[START]

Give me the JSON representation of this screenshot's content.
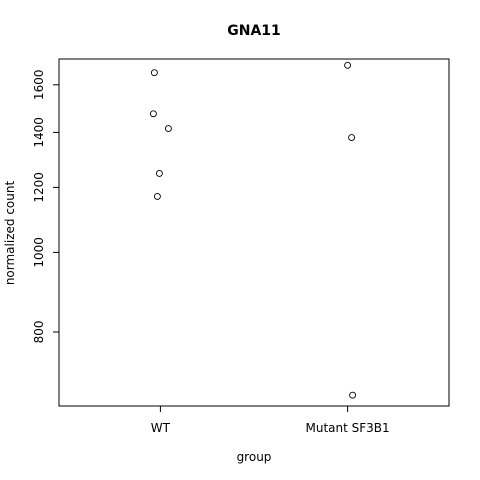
{
  "chart_data": {
    "type": "scatter",
    "title": "GNA11",
    "xlabel": "group",
    "ylabel": "normalized count",
    "y_scale": "log",
    "ylim": [
      650,
      1720
    ],
    "grid": false,
    "categories": [
      "WT",
      "Mutant SF3B1"
    ],
    "y_ticks": [
      800,
      1000,
      1200,
      1400,
      1600
    ],
    "y_tick_labels": [
      "800",
      "1000",
      "1200",
      "1400",
      "1600"
    ],
    "series": [
      {
        "points": [
          {
            "group": "WT",
            "y": 1655
          },
          {
            "group": "WT",
            "y": 1475
          },
          {
            "group": "WT",
            "y": 1415
          },
          {
            "group": "WT",
            "y": 1248
          },
          {
            "group": "WT",
            "y": 1170
          },
          {
            "group": "Mutant SF3B1",
            "y": 1690
          },
          {
            "group": "Mutant SF3B1",
            "y": 1380
          },
          {
            "group": "Mutant SF3B1",
            "y": 670
          }
        ]
      }
    ]
  }
}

[END]

### Exercise aim
All entries must be written out again exactly as given, with no pictures in the copy.

### Answer to the problem
Give me the JSON representation of this screenshot's content.
{
  "chart_data": {
    "type": "scatter",
    "title": "GNA11",
    "xlabel": "group",
    "ylabel": "normalized count",
    "y_scale": "log",
    "ylim": [
      650,
      1720
    ],
    "grid": false,
    "categories": [
      "WT",
      "Mutant SF3B1"
    ],
    "y_ticks": [
      800,
      1000,
      1200,
      1400,
      1600
    ],
    "y_tick_labels": [
      "800",
      "1000",
      "1200",
      "1400",
      "1600"
    ],
    "series": [
      {
        "points": [
          {
            "group": "WT",
            "y": 1655
          },
          {
            "group": "WT",
            "y": 1475
          },
          {
            "group": "WT",
            "y": 1415
          },
          {
            "group": "WT",
            "y": 1248
          },
          {
            "group": "WT",
            "y": 1170
          },
          {
            "group": "Mutant SF3B1",
            "y": 1690
          },
          {
            "group": "Mutant SF3B1",
            "y": 1380
          },
          {
            "group": "Mutant SF3B1",
            "y": 670
          }
        ]
      }
    ]
  }
}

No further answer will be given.